(Aim of the task):
Output nothing but the number of lines that include the word "Pasar".

# START OF Provided records

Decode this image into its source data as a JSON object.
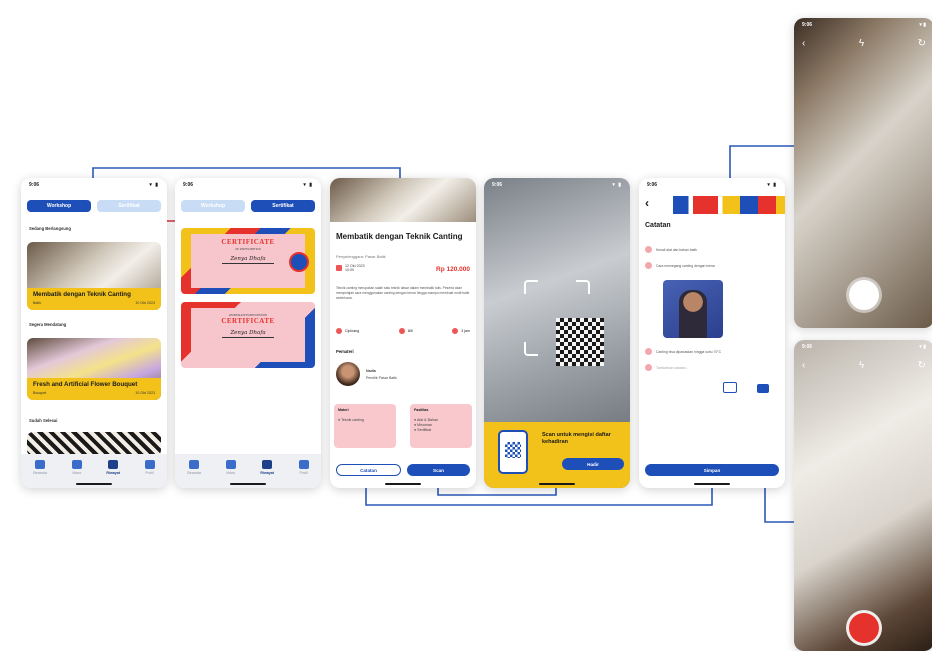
{
  "status_time": "9:06",
  "screen_workshop": {
    "tab_workshop": "Workshop",
    "tab_certificate": "Sertifikat",
    "section_ongoing": "Sedang Berlangsung",
    "card1_title": "Membatik dengan Teknik Canting",
    "card1_meta_left": "Batik",
    "card1_meta_right": "10 Okt 2023",
    "section_upcoming": "Segera Mendatang",
    "card2_title": "Fresh and Artificial Flower Bouquet",
    "card2_meta_left": "Bouquet",
    "card2_meta_right": "10 Okt 2023",
    "section_done": "Sudah Selesai"
  },
  "tabbar": [
    {
      "label": "Beranda"
    },
    {
      "label": "Video"
    },
    {
      "label": "Riwayat"
    },
    {
      "label": "Profil"
    }
  ],
  "screen_certificate": {
    "tab_workshop": "Workshop",
    "tab_certificate": "Sertifikat",
    "cert1_title": "CERTIFICATE",
    "cert1_sub": "OF PARTICIPATION",
    "cert1_name": "Zenya Dhafa",
    "cert2_top": "WORKSHOP PARTICIPATION",
    "cert2_title": "CERTIFICATE",
    "cert2_name": "Zenya Dhafa"
  },
  "screen_detail": {
    "title": "Membatik dengan Teknik Canting",
    "organizer": "Penyelenggara: Pasar Batik",
    "date": "12 Okt 2023",
    "time": "10:00",
    "price": "Rp 120.000",
    "desc": "Teknik canting merupakan salah satu teknik dasar dalam membatik tulis. Peserta akan mempelajari cara menggunakan canting dengan benar hingga mampu membuat motif batik sederhana.",
    "info_location": "Cipinang",
    "info_quota": "8/8",
    "info_duration": "3 jam",
    "mentor_heading": "Pemateri",
    "mentor_name": "Nadia",
    "mentor_role": "Pemilik Pasar Batik",
    "box_material_h": "Materi",
    "box_material_items": [
      "Teknik canting"
    ],
    "box_facility_h": "Fasilitas",
    "box_facility_items": [
      "Alat & Bahan",
      "Minuman",
      "Sertifikat"
    ],
    "btn_notes": "Catatan",
    "btn_scan": "Scan"
  },
  "screen_scan": {
    "prompt": "Scan untuk mengisi daftar kehadiran",
    "btn": "Hadir"
  },
  "screen_notes": {
    "heading": "Catatan",
    "notes": [
      "Kenali alat dan bahan batik",
      "Cara memegang canting dengan benar",
      "Canting bisa dipanaskan hingga suhu 70°C",
      "Tambahkan catatan..."
    ],
    "btn_save": "Simpan"
  },
  "camera_time": "9:06",
  "colors": {
    "primary": "#1e4fb8",
    "accent": "#f2c21a",
    "red": "#e5322d",
    "pink": "#f8c8cc",
    "connector": "#2c58b8",
    "connector_red": "#d8343a"
  }
}
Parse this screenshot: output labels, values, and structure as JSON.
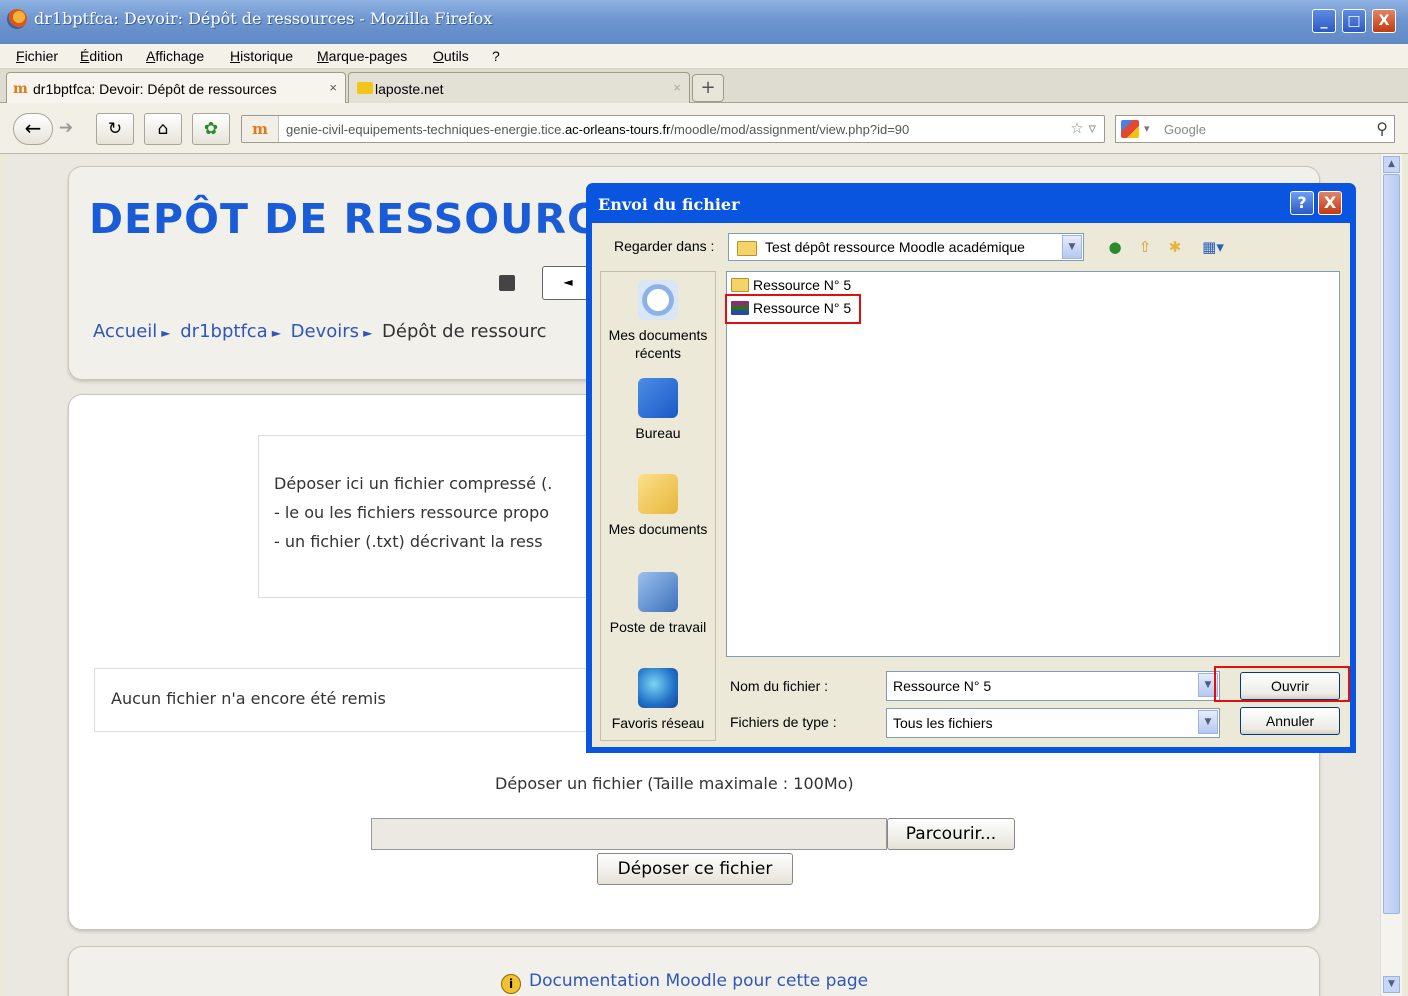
{
  "window": {
    "title": "dr1bptfca: Devoir: Dépôt de ressources - Mozilla Firefox",
    "minimize": "_",
    "maximize": "□",
    "close": "X"
  },
  "menu": [
    "Fichier",
    "Édition",
    "Affichage",
    "Historique",
    "Marque-pages",
    "Outils",
    "?"
  ],
  "tabs": [
    {
      "label": "dr1bptfca: Devoir: Dépôt de ressources",
      "close": "×",
      "icon": "moodle-icon"
    },
    {
      "label": "laposte.net",
      "close": "×",
      "icon": "laposte-icon"
    }
  ],
  "new_tab": "+",
  "nav": {
    "url_prefix": "genie-civil-equipements-techniques-energie.tice.",
    "url_domain": "ac-orleans-tours.fr",
    "url_path": "/moodle/mod/assignment/view.php?id=90",
    "site_badge": "m",
    "search_placeholder": "Google"
  },
  "page": {
    "heading": "DEPÔT DE RESSOURC",
    "prev_label": "◄",
    "breadcrumb": [
      "Accueil",
      "dr1bptfca",
      "Devoirs",
      "Dépôt de ressourc"
    ],
    "breadcrumb_sep": "►",
    "intro_lines": [
      "Déposer ici un fichier compressé (.",
      "- le ou les fichiers ressource propo",
      "- un fichier (.txt) décrivant la ress"
    ],
    "no_file_text": "Aucun fichier n'a encore été remis",
    "upload_title": "Déposer un fichier (Taille maximale : 100Mo)",
    "browse_label": "Parcourir...",
    "submit_label": "Déposer ce fichier",
    "doc_link": "Documentation Moodle pour cette page",
    "info_glyph": "i"
  },
  "dialog": {
    "title": "Envoi du fichier",
    "help": "?",
    "close": "X",
    "look_in_label": "Regarder dans :",
    "look_in_value": "Test dépôt ressource Moodle académique",
    "places": [
      "Mes documents récents",
      "Bureau",
      "Mes documents",
      "Poste de travail",
      "Favoris réseau"
    ],
    "files": [
      {
        "name": "Ressource N° 5",
        "type": "folder"
      },
      {
        "name": "Ressource N° 5",
        "type": "rar-archive"
      }
    ],
    "filename_label": "Nom du fichier :",
    "filename_value": "Ressource N° 5",
    "filetype_label": "Fichiers de type :",
    "filetype_value": "Tous les fichiers",
    "open_label": "Ouvrir",
    "cancel_label": "Annuler",
    "highlight_color": "#e01010"
  }
}
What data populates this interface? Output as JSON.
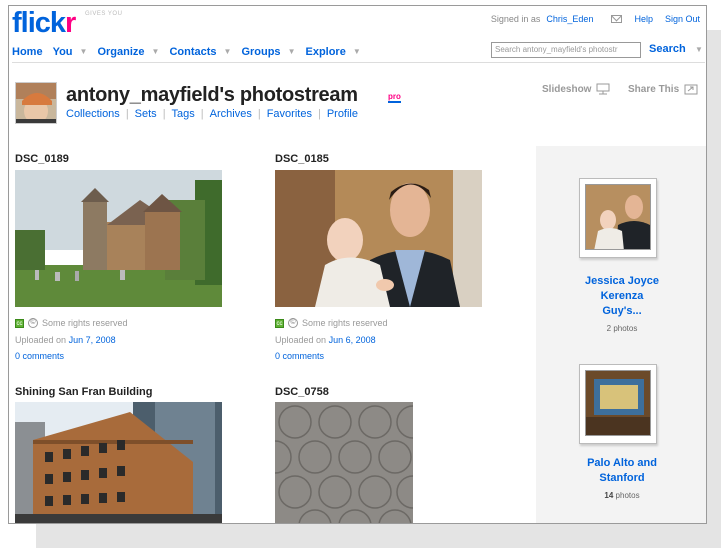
{
  "header": {
    "logo_main": "flick",
    "logo_accent": "r",
    "logo_tagline": "GIVES YOU",
    "signed_in_prefix": "Signed in as",
    "username": "Chris_Eden",
    "help": "Help",
    "sign_out": "Sign Out"
  },
  "nav": {
    "items": [
      "Home",
      "You",
      "Organize",
      "Contacts",
      "Groups",
      "Explore"
    ],
    "search_placeholder": "Search antony_mayfield's photostr",
    "search_button": "Search"
  },
  "profile": {
    "title": "antony_mayfield's photostream",
    "pro_badge": "pro",
    "subnav": [
      "Collections",
      "Sets",
      "Tags",
      "Archives",
      "Favorites",
      "Profile"
    ],
    "slideshow": "Slideshow",
    "share": "Share This"
  },
  "photos": [
    {
      "title": "DSC_0189",
      "license": "Some rights reserved",
      "uploaded_prefix": "Uploaded on",
      "date": "Jun 7, 2008",
      "comments": "0 comments"
    },
    {
      "title": "DSC_0185",
      "license": "Some rights reserved",
      "uploaded_prefix": "Uploaded on",
      "date": "Jun 6, 2008",
      "comments": "0 comments"
    },
    {
      "title": "Shining San Fran Building"
    },
    {
      "title": "DSC_0758"
    }
  ],
  "sets": [
    {
      "title_line1": "Jessica Joyce",
      "title_line2": "Kerenza",
      "title_line3": "Guy's...",
      "count": "2 photos"
    },
    {
      "title_line1": "Palo Alto and",
      "title_line2": "Stanford",
      "count_num": "14",
      "count_label": "photos"
    }
  ],
  "colors": {
    "brand_blue": "#0063dc",
    "brand_pink": "#ff0084",
    "license_green": "#5fb233"
  }
}
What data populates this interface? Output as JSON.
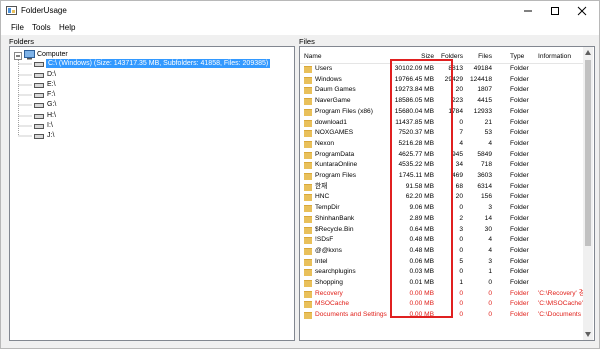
{
  "window": {
    "title": "FolderUsage"
  },
  "menu": [
    "File",
    "Tools",
    "Help"
  ],
  "panes": {
    "folders_label": "Folders",
    "files_label": "Files"
  },
  "tree": {
    "root": "Computer",
    "drives": [
      {
        "label": "C:\\ (Windows) (Size: 143717.35 MB, Subfolders: 41858, Files: 209385)",
        "selected": true
      },
      {
        "label": "D:\\"
      },
      {
        "label": "E:\\"
      },
      {
        "label": "F:\\"
      },
      {
        "label": "G:\\"
      },
      {
        "label": "H:\\"
      },
      {
        "label": "I:\\"
      },
      {
        "label": "J:\\"
      }
    ]
  },
  "list": {
    "headers": {
      "name": "Name",
      "size": "Size",
      "folders": "Folders",
      "files": "Files",
      "type": "Type",
      "info": "Information"
    },
    "rows": [
      {
        "name": "Users",
        "size": "30102.09 MB",
        "folders": "8813",
        "files": "49184",
        "type": "Folder",
        "info": ""
      },
      {
        "name": "Windows",
        "size": "19766.45 MB",
        "folders": "29429",
        "files": "124418",
        "type": "Folder",
        "info": ""
      },
      {
        "name": "Daum Games",
        "size": "19273.84 MB",
        "folders": "20",
        "files": "1807",
        "type": "Folder",
        "info": ""
      },
      {
        "name": "NaverGame",
        "size": "18586.05 MB",
        "folders": "223",
        "files": "4415",
        "type": "Folder",
        "info": ""
      },
      {
        "name": "Program Files (x86)",
        "size": "15680.04 MB",
        "folders": "1784",
        "files": "12933",
        "type": "Folder",
        "info": ""
      },
      {
        "name": "download1",
        "size": "11437.85 MB",
        "folders": "0",
        "files": "21",
        "type": "Folder",
        "info": ""
      },
      {
        "name": "NOXGAMES",
        "size": "7520.37 MB",
        "folders": "7",
        "files": "53",
        "type": "Folder",
        "info": ""
      },
      {
        "name": "Nexon",
        "size": "5216.28 MB",
        "folders": "4",
        "files": "4",
        "type": "Folder",
        "info": ""
      },
      {
        "name": "ProgramData",
        "size": "4625.77 MB",
        "folders": "945",
        "files": "5849",
        "type": "Folder",
        "info": ""
      },
      {
        "name": "KuntaraOnline",
        "size": "4535.22 MB",
        "folders": "34",
        "files": "718",
        "type": "Folder",
        "info": ""
      },
      {
        "name": "Program Files",
        "size": "1745.11 MB",
        "folders": "469",
        "files": "3603",
        "type": "Folder",
        "info": ""
      },
      {
        "name": "한재",
        "size": "91.58 MB",
        "folders": "68",
        "files": "6314",
        "type": "Folder",
        "info": ""
      },
      {
        "name": "HNC",
        "size": "62.20 MB",
        "folders": "20",
        "files": "156",
        "type": "Folder",
        "info": ""
      },
      {
        "name": "TempDir",
        "size": "9.06 MB",
        "folders": "0",
        "files": "3",
        "type": "Folder",
        "info": ""
      },
      {
        "name": "ShinhanBank",
        "size": "2.89 MB",
        "folders": "2",
        "files": "14",
        "type": "Folder",
        "info": ""
      },
      {
        "name": "$Recycle.Bin",
        "size": "0.64 MB",
        "folders": "3",
        "files": "30",
        "type": "Folder",
        "info": ""
      },
      {
        "name": "!SDsF",
        "size": "0.48 MB",
        "folders": "0",
        "files": "4",
        "type": "Folder",
        "info": ""
      },
      {
        "name": "@@kxns",
        "size": "0.48 MB",
        "folders": "0",
        "files": "4",
        "type": "Folder",
        "info": ""
      },
      {
        "name": "Intel",
        "size": "0.06 MB",
        "folders": "5",
        "files": "3",
        "type": "Folder",
        "info": ""
      },
      {
        "name": "searchplugins",
        "size": "0.03 MB",
        "folders": "0",
        "files": "1",
        "type": "Folder",
        "info": ""
      },
      {
        "name": "Shopping",
        "size": "0.01 MB",
        "folders": "1",
        "files": "0",
        "type": "Folder",
        "info": ""
      },
      {
        "name": "Recovery",
        "size": "0.00 MB",
        "folders": "0",
        "files": "0",
        "type": "Folder",
        "info": "'C:\\Recovery' 경",
        "error": true
      },
      {
        "name": "MSOCache",
        "size": "0.00 MB",
        "folders": "0",
        "files": "0",
        "type": "Folder",
        "info": "'C:\\MSOCache' ,",
        "error": true
      },
      {
        "name": "Documents and Settings",
        "size": "0.00 MB",
        "folders": "0",
        "files": "0",
        "type": "Folder",
        "info": "'C:\\Documents a",
        "error": true
      }
    ]
  },
  "colors": {
    "selection": "#3399ff",
    "error_text": "#e0201a",
    "highlight_box": "#e02020",
    "folder": "#e9c05a"
  }
}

# END OF Provided records

(Solution):
2